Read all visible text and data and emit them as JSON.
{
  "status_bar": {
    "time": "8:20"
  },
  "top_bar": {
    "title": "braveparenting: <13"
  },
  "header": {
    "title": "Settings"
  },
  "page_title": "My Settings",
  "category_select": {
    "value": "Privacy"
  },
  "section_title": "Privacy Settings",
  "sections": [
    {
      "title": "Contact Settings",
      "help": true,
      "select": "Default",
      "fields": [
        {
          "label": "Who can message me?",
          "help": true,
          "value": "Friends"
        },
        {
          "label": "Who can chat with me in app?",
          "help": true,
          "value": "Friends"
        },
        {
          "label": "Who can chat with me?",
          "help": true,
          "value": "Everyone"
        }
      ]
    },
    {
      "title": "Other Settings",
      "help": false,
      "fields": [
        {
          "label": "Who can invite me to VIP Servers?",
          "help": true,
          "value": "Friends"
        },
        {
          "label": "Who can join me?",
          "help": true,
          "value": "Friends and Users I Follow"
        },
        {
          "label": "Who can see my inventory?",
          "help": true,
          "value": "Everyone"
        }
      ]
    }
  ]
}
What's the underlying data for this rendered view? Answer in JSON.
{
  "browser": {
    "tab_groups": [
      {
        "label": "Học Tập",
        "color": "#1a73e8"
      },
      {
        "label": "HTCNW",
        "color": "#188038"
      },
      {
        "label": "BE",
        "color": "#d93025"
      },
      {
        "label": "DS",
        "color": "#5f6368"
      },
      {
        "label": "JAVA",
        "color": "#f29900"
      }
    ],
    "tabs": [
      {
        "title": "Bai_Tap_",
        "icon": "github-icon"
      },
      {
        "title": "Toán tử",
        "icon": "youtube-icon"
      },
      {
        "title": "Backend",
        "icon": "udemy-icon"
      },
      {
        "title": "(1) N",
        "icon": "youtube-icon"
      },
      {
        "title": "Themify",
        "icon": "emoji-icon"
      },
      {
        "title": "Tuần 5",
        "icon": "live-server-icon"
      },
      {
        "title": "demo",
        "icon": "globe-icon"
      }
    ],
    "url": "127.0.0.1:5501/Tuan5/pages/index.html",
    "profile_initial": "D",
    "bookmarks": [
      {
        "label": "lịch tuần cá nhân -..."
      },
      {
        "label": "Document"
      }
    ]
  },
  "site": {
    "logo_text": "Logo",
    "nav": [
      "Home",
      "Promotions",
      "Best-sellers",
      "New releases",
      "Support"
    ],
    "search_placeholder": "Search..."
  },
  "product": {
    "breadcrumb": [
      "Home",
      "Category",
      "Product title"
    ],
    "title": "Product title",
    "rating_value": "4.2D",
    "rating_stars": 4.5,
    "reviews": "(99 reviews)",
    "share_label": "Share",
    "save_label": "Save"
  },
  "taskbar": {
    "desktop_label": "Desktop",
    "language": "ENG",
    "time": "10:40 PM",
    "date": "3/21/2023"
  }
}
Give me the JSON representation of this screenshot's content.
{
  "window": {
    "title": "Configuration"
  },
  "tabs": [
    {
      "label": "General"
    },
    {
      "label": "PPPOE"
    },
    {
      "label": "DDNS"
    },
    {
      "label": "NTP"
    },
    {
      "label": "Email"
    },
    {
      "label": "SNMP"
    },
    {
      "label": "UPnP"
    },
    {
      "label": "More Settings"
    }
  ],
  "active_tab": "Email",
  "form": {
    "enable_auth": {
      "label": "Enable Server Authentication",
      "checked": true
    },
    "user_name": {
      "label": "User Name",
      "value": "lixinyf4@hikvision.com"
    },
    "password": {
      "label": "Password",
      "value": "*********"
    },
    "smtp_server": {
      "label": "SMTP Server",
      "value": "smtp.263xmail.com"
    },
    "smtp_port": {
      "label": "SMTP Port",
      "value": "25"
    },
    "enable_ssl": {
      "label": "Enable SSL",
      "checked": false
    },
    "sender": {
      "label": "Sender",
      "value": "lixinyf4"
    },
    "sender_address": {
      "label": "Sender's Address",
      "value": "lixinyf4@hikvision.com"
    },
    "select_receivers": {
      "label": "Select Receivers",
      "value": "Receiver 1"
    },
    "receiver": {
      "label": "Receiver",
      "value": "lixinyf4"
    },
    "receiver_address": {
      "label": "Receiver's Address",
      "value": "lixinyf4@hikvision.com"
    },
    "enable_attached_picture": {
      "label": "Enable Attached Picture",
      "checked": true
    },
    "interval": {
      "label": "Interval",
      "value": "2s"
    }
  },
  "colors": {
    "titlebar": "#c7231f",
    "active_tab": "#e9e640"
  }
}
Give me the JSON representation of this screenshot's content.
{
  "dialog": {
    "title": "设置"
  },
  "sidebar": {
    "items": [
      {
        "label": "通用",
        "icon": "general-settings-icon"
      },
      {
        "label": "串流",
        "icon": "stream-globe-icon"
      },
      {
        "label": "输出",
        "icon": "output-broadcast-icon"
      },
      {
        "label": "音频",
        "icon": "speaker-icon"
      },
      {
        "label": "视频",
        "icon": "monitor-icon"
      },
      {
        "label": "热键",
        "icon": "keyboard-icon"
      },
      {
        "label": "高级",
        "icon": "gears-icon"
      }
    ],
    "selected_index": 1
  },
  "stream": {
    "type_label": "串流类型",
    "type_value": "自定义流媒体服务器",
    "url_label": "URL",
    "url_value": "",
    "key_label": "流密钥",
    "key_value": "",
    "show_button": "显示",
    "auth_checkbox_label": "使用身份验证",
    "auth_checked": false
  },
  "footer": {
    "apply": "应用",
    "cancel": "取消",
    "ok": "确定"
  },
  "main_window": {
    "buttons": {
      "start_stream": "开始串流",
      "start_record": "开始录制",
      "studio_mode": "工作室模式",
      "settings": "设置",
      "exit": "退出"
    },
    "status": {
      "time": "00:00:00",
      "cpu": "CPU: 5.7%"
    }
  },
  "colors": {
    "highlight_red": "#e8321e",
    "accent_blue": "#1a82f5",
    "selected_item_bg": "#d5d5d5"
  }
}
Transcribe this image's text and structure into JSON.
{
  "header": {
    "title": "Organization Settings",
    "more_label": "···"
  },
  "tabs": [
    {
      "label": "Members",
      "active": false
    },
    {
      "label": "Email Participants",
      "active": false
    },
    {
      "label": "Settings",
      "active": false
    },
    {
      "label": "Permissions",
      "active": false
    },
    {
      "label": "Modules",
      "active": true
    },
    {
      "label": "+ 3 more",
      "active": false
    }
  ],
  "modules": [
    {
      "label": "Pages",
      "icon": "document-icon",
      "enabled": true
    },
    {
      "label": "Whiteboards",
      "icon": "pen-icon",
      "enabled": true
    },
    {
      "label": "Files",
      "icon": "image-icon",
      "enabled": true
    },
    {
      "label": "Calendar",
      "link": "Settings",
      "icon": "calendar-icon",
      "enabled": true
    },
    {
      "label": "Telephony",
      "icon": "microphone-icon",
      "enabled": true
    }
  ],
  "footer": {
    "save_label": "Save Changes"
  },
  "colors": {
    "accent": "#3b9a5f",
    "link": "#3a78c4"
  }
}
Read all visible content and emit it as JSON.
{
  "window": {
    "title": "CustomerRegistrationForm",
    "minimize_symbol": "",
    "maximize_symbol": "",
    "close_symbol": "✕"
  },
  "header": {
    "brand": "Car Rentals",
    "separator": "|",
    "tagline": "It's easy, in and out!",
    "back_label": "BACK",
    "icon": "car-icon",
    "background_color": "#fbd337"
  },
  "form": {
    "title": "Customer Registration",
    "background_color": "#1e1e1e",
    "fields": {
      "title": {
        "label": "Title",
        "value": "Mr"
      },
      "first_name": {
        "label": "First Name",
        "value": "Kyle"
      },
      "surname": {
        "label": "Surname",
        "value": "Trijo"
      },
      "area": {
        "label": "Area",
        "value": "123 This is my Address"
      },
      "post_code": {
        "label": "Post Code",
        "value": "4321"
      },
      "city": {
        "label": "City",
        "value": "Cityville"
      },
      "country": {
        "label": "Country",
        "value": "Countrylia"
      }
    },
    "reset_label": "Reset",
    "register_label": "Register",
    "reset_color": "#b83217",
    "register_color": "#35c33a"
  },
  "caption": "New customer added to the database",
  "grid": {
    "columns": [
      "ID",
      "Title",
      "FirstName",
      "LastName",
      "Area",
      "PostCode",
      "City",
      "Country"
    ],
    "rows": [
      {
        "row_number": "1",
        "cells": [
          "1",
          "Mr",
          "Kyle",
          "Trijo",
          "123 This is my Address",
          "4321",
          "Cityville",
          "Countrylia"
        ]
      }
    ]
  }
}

§ **Objective**
Make a copy of each line that contains the string "Email".

§ **Answer to this exercise**
      "label": "Email"
  "active_tab": "Email",
      "label": "Email Participants",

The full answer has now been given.